═══ TEXTE DE LA PAGE

Sellier Philippe, Pascal et saint Augustin, p. 473, sur la persistance des Juifs dans le monothéisme.

Sellier Philippe, “Sur les fleuves de Babylone : la fluidité du monde et la recherche de la permanence”, in Port-Royal et la littérature, I, Pascal, 2e éd., Paris, Champion, 2010, p. 411-423, notamment p. 420, montre que Pascal construit un contraste frappant entre cette constance et l’instabilité qui semble être la loi universelle.

Perpétuité 3 (Laf. 281, Sel. 313). Perpétuité.

Cette religion qui consiste à croire que l’homme est déchu d’un état de gloire et de communication avec Dieu en un état de tristesse, de pénitence et d’éloignement de Dieu, mais qu’après cette vie on serait rétabli par un Messie qui devait venir, a toujours été sur la terre. Toutes choses ont passé et cellelà a subsisté pour laquelle sont toutes choses.

Les hommes dans le premier âge du monde ont été emportés dans toutes sortes de désordres, et il y avait cependant des saints comme Énoch, Lamech et d’autres qui attendaient en patience le Christ promis dès le commencement du monde. Noé a vu la malice des hommes au plus haut degré et il a mérité de sauver le monde en sa personne par l’espérance du Messie, dont il a été la figure. Abraham était environné d’idolâtries quand Dieu lui a fait connaître le mystère du Messie qu’il a salué de loin. Au temps d’Isaac et de Jacob, l’abomination était répandue sur toute la terre, mais ces saints vivaient en leur foi, et Jacob mourant et bénissant ses enfants s’écrie par un transport qui lui fait interrompre son discours : J’attends, ô mon Dieu, le sauveur que vous avez promis, salutare tuum expectabo domine.

Les Égyptiens étaient infectés et d’idolâtrie et de magie, le peuple de Dieu même était entraîné par leur exemple. Mais cependant Moïse et d’autres voyaient celui qu’ils ne voyaient pas, et l’adoraient en regardant aux dons éternels qu’il leur préparait.

══════
═══ DONNÉES EXTRAITES

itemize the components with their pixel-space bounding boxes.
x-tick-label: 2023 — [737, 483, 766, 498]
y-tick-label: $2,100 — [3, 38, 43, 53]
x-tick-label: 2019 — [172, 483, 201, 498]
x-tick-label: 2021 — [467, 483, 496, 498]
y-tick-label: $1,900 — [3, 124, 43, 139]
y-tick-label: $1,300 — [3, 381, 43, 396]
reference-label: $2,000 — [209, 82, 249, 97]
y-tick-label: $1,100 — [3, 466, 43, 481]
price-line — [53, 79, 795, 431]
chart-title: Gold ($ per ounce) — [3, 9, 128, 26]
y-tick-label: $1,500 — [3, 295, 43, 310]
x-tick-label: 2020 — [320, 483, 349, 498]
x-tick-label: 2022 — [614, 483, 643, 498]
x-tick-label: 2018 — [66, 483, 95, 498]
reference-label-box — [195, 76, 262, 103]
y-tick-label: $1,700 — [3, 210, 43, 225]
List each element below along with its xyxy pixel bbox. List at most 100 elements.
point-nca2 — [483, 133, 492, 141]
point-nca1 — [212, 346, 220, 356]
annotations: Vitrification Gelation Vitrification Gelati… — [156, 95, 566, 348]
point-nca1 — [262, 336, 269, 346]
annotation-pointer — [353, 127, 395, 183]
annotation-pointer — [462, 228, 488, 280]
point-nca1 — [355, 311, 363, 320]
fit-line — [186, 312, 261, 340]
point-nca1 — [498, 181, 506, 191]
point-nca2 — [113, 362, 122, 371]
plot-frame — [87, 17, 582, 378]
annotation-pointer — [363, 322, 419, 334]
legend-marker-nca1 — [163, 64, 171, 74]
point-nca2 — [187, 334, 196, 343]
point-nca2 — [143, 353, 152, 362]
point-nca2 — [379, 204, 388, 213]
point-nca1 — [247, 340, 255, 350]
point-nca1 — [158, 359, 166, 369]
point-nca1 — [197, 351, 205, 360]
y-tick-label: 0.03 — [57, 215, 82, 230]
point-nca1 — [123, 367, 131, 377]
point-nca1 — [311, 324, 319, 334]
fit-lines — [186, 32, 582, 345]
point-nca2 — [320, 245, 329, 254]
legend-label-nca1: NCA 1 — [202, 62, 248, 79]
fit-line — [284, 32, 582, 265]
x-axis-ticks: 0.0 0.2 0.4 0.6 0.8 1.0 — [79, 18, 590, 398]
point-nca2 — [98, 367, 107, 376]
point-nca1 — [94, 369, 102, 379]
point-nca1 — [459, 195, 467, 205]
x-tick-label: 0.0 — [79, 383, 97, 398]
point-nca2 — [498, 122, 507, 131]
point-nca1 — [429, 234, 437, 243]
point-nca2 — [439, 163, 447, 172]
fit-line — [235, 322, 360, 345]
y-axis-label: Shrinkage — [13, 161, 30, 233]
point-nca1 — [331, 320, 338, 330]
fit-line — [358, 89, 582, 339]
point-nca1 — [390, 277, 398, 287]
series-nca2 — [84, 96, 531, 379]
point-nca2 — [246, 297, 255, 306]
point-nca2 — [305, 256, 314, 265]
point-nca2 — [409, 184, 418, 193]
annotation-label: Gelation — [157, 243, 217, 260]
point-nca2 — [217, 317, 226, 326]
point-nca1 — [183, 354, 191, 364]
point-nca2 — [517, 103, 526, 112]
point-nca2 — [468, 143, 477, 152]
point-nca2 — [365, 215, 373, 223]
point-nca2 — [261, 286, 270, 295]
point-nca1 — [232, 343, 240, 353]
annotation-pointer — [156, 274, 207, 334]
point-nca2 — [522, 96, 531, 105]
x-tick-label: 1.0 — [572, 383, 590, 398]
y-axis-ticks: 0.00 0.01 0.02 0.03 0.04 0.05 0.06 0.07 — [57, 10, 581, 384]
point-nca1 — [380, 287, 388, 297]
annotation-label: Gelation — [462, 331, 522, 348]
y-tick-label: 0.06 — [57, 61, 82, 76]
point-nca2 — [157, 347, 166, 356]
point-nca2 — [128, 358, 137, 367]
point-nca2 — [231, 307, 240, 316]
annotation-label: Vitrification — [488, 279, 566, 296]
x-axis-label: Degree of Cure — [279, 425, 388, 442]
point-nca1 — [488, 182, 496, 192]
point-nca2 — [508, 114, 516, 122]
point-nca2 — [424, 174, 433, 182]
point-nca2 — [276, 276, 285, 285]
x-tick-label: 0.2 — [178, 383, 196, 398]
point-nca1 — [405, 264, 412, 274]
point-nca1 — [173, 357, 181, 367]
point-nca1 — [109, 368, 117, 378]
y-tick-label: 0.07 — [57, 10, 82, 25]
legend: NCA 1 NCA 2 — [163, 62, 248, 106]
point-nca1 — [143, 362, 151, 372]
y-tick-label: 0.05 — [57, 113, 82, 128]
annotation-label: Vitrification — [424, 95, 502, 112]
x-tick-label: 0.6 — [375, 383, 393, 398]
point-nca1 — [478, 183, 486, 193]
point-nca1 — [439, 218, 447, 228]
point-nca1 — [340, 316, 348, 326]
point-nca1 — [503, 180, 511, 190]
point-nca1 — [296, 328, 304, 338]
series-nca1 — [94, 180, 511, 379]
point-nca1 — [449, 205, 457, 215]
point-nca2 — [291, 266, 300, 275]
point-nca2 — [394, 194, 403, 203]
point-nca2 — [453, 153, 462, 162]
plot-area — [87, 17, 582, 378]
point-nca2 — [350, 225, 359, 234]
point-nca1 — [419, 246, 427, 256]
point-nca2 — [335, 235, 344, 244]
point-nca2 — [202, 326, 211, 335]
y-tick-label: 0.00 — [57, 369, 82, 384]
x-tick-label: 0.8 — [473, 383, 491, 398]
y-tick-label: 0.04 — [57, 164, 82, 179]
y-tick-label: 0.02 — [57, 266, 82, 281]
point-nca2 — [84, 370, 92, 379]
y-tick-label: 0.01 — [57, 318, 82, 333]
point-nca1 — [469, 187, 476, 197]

══════

CONSIGNES DE TRAVAIL =
**A.** Pouvez-vous extraire du texte sur la perpétuité de la religion le passage qui va de « Cette religion qui » jusqu'à « sont toutes choses. » ?
**B.** Pouvez-vous prolonger le texte sur la perpétuité de la religion à la suite de sa dernière phrase ?
Les entrées forment un matériau distinct du texte.

CORRIGÉS DES ACTIVITÉS =
**A.**
Cette religion qui consiste à croire que l’homme est déchu d’un état de gloire et de communication avec Dieu en un état de tristesse, de pénitence et d’éloignement de Dieu, mais qu’après cette vie on serait rétabli par un Messie qui devait venir, a toujours été sur la terre. Toutes choses ont passé et cellelà a subsisté pour laquelle sont toutes choses.

**B.**
Les Grecs et les Latins ensuite ont fait régner les fausses déités, les poètes ont fait cent diverses théologies, les philosophes se sont séparés en mille sectes différentes. Et cependant, il y avait toujours au cœur de la Judée des hommes choisis qui prédisaient la venue de ce Messie qui n’était connu que d’eux. Il est venu enfin en la consommation des temps, et depuis on a vu naître tant de schismes et d’hérésies, tant renverser d’États, tant de changements en toutes choses, et cette Église qui adore celui qui a toujours été adoré a subsisté sans interruption, et ce qui est admirable, incomparable et tout à fait divin, c’est que cette religion qui a toujours duré a toujours été combattue. Mille fois elle a été à la veille d’une destruction universelle, et toutes les fois qu’elle a été en cet état Dieu l’a relevée par des coups extraordinaires de sa puissance. Et ce qui est étonnant est qu’elle s’est maintenue sans fléchir et plier sous la volonté des tyrans, car il n’est pas étrange qu’un État subsiste lorsque l’on fait quelquefois céder ses lois à la nécessité.

Menaces et persécutions : le fait que jamais les dominations païennes ne sont parvenues à détourner les Juifs de leur Dieu, ce qui paraît aller contre toutes les lois ordinaires de l’histoire, est souligné dans le fragment Perpétuité 3 (Laf. 281, Sel. 313). Perpétuité. [...] Ce qui est admirable, incomparable et tout à fait divin, c’est que cette religion qui a toujours duré a toujours été combattue. Mille fois elle a été à la veille d’une destruction universelle, et toutes les fois qu’elle a été en cet état Dieu l’a relevée par des coups extraordinaires de sa puissance. Et ce qui est étonnant est qu’elle s’est maintenue sans fléchir et plier sous la volonté des tyrans, car il n’est pas étrange qu’un État subsiste lorsque l’on fait quelquefois céder ses lois à la nécessité.

Grotius Hugo, De veritate religionis christianae, V, § XVI. Les Juifs n’ont plus de prophètes et rien ne présage leur retour dans leur terre ; cependant, malgré leur dispersion, ils ne se sont jamais tournés vers le culte des faux dieux, ils prient Dieu et tentent de l’apaiser par des jeûnes, sans être pour autant écoutés.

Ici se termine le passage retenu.